Task instructions: Check every line of the material below for "ewangelia". Give the number of lines that have it, and only that.

(Collection entries)
**********

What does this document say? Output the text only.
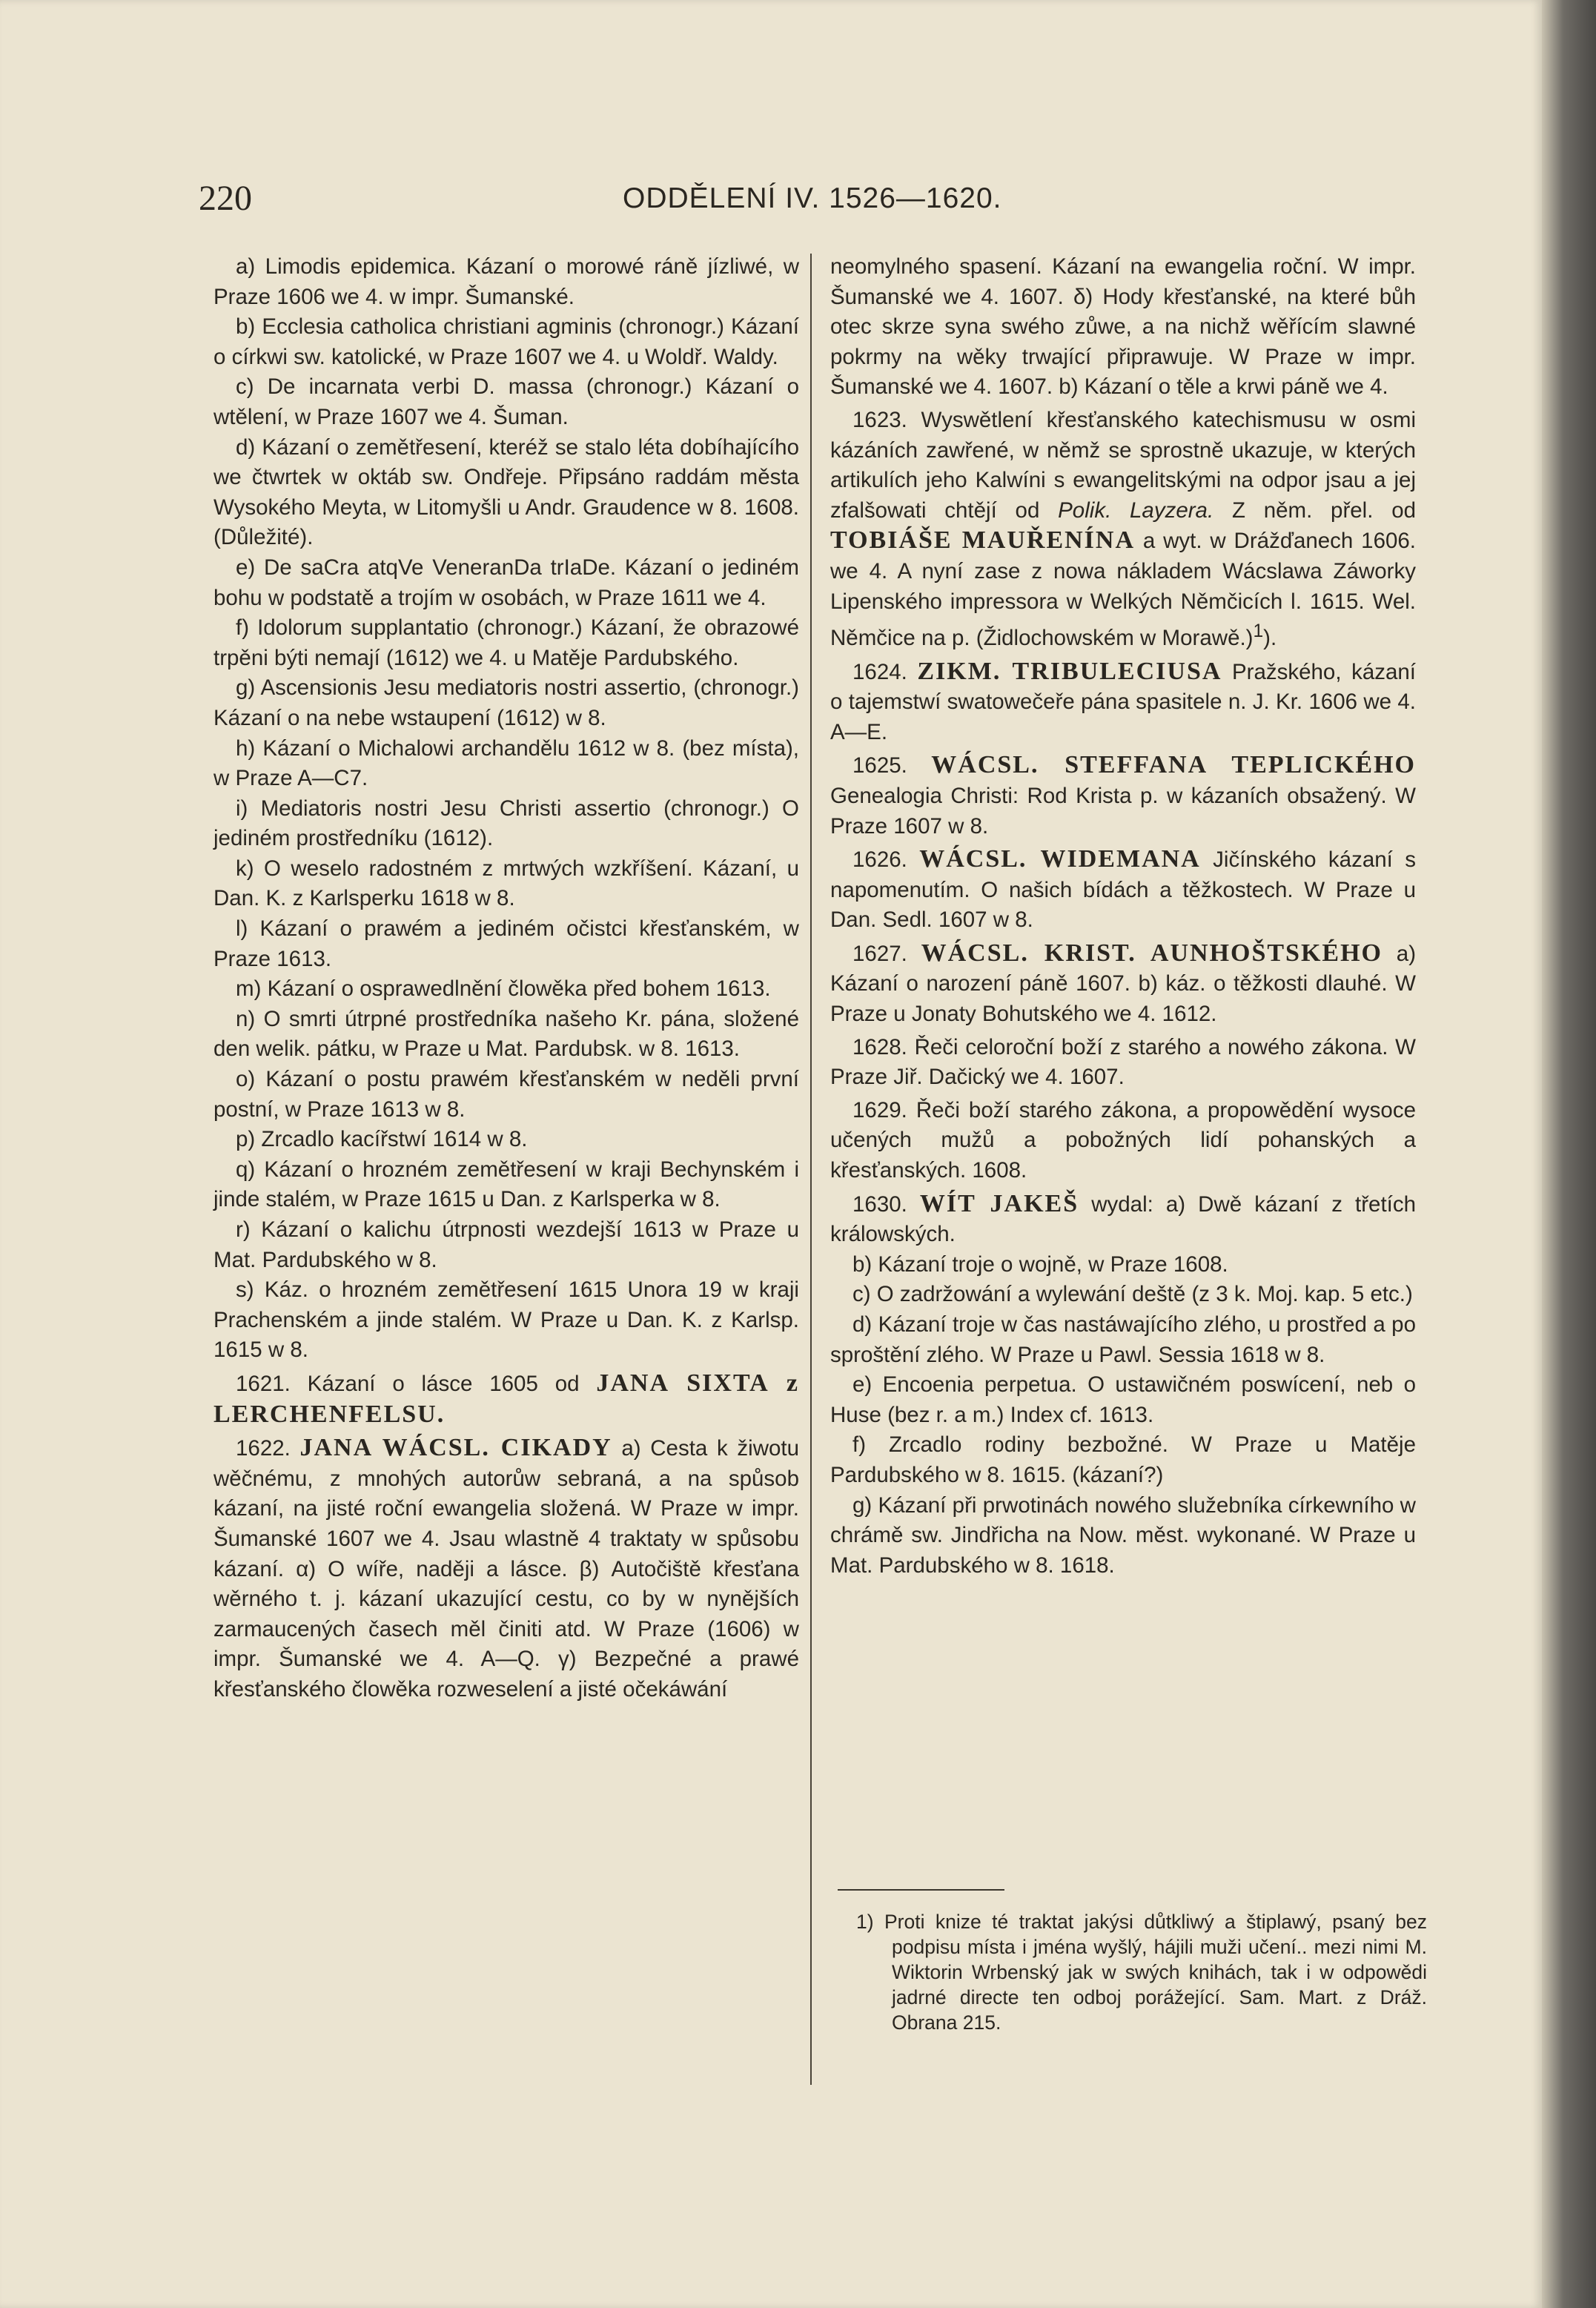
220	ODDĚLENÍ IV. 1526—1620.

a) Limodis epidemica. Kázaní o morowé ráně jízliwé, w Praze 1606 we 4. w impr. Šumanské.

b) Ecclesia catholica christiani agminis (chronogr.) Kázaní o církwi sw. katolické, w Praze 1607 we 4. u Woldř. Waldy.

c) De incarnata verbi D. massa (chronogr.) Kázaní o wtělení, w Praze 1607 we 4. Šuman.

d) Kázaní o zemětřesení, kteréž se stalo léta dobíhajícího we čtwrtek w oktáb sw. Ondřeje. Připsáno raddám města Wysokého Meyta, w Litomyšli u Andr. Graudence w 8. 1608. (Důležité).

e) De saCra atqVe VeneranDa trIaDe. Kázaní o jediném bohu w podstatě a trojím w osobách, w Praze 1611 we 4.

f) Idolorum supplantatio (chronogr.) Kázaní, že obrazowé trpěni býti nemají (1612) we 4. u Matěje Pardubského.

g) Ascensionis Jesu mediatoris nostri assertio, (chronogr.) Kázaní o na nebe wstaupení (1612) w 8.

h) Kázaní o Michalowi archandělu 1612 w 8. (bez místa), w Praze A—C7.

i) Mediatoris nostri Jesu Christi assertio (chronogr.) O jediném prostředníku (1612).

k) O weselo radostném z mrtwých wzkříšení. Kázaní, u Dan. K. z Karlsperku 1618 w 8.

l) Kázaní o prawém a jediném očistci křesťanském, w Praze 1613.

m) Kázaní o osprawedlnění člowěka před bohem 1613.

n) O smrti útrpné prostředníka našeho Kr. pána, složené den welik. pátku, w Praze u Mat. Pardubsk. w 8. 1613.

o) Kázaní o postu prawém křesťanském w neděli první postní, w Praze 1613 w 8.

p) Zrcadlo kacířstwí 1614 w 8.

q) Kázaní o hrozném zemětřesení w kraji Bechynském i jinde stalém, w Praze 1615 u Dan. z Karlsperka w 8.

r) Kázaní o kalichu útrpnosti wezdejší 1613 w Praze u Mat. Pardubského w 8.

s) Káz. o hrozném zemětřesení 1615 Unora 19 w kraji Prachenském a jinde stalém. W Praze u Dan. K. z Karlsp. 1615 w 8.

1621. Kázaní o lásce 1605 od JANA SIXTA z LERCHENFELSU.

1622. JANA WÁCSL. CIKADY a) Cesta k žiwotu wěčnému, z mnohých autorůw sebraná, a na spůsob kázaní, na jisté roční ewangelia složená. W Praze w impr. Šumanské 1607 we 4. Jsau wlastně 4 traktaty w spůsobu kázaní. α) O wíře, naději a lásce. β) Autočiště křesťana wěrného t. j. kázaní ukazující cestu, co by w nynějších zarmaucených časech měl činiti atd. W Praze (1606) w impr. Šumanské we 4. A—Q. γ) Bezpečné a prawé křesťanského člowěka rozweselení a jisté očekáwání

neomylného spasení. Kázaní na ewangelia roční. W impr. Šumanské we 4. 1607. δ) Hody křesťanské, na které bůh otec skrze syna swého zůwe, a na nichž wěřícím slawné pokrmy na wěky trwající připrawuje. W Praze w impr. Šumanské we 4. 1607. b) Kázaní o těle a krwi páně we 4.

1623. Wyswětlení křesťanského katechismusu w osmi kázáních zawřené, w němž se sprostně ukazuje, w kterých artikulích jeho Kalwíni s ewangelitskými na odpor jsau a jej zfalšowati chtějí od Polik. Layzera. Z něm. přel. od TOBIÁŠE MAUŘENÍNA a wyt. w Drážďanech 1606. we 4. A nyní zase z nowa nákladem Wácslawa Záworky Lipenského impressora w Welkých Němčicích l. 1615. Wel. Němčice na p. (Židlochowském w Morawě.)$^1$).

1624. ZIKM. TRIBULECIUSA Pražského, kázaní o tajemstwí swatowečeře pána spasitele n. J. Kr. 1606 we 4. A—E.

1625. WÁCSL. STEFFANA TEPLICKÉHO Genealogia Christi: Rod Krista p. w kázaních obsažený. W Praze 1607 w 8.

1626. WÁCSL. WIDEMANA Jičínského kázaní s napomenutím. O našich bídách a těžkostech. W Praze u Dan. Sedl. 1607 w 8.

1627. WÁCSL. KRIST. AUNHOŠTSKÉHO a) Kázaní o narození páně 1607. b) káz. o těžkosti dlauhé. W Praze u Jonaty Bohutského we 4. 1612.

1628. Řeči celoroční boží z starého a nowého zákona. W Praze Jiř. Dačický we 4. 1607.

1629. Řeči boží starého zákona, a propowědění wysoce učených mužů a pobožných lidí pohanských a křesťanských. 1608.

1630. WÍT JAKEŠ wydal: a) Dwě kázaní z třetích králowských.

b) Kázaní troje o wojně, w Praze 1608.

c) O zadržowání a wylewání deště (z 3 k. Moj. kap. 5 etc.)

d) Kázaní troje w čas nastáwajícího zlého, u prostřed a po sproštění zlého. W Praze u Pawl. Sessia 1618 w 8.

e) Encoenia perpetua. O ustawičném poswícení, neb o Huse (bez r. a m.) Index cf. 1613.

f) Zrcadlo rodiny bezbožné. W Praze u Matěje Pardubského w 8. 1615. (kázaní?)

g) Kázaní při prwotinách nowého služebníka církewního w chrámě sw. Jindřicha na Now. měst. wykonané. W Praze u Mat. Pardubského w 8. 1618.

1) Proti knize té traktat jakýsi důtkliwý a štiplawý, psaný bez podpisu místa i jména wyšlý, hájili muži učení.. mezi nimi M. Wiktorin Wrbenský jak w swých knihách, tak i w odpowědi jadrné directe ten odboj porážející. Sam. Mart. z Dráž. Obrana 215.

**********

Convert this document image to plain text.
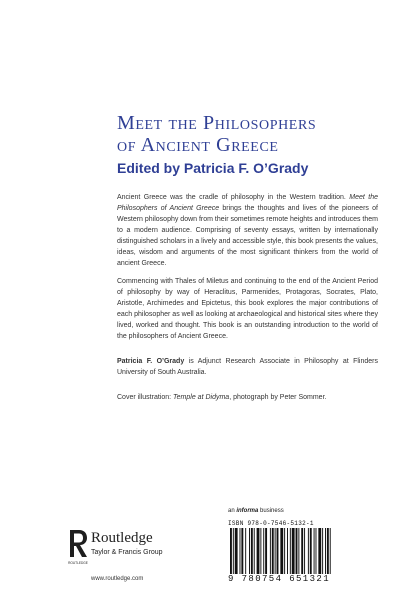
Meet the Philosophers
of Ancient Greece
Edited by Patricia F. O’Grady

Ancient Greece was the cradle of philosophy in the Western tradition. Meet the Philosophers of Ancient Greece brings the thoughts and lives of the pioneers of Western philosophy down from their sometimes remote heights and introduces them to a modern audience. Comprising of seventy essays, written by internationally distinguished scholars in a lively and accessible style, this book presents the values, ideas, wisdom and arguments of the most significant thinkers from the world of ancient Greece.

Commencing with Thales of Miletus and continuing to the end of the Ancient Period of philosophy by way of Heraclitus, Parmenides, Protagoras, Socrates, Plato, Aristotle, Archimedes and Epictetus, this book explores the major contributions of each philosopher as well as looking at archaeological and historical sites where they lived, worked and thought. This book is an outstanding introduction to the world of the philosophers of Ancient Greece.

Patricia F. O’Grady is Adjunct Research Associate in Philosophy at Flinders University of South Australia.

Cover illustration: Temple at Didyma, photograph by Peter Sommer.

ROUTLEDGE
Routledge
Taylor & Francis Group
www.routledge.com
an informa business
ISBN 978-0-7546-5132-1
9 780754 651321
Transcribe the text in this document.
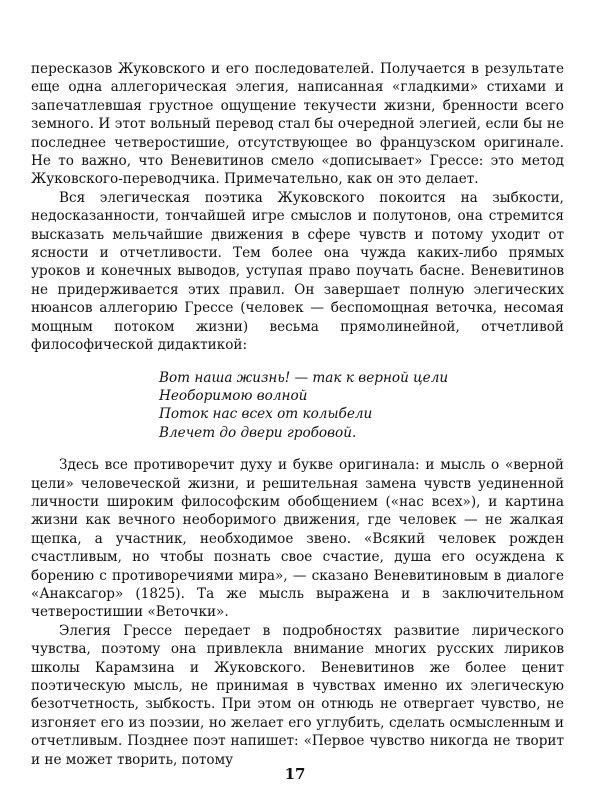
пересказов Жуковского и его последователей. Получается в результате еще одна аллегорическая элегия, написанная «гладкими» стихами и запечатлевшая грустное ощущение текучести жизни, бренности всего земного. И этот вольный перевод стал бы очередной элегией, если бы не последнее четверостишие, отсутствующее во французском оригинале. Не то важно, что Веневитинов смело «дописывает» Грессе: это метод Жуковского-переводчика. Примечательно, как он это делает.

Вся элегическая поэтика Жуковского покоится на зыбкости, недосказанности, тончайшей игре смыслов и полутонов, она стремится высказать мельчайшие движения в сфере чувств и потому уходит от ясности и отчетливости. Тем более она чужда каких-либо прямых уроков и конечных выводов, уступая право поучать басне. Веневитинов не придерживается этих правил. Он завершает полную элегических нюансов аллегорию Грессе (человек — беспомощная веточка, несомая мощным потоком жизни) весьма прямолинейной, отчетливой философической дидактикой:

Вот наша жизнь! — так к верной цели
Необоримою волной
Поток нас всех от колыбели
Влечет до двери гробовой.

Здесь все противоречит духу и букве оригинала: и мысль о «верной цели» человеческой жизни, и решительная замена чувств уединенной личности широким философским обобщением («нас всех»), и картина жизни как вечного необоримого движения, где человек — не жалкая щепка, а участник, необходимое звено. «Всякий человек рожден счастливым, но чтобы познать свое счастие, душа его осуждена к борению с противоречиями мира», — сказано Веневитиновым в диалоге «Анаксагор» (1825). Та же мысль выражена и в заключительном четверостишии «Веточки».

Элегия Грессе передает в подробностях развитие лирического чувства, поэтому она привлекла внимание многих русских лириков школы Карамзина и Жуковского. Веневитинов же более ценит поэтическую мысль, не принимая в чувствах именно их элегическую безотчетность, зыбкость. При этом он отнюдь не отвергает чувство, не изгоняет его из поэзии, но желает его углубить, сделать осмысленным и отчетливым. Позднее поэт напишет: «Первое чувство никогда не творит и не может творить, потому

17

**********

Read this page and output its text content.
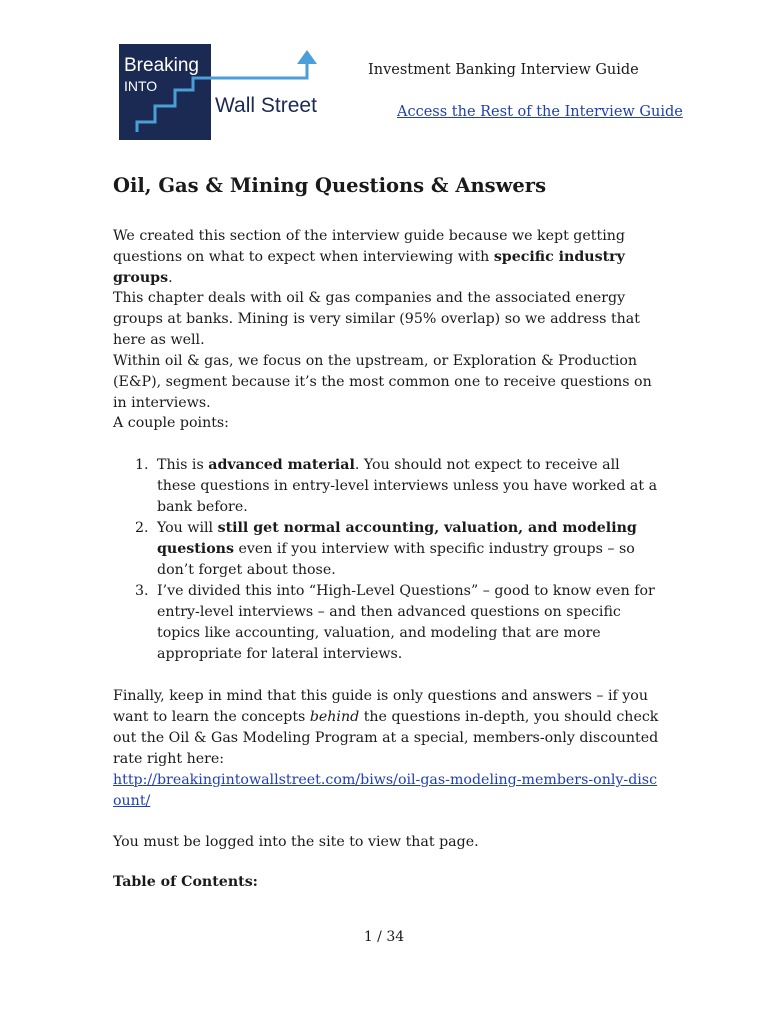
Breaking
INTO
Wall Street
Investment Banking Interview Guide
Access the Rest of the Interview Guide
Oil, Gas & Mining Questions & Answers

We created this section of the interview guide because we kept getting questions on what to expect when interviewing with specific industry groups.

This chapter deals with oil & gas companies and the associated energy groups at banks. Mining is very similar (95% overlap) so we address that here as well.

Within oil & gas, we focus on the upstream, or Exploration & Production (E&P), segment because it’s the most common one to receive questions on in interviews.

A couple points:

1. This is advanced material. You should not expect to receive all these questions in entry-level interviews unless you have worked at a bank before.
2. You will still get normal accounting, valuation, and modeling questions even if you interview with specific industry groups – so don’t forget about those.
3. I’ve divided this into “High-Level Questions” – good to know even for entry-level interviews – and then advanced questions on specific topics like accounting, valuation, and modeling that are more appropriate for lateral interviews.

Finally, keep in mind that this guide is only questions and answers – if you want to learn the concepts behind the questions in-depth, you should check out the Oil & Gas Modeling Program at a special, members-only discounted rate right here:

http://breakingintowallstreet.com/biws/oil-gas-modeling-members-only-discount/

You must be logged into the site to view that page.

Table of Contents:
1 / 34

**********

Correct output: 2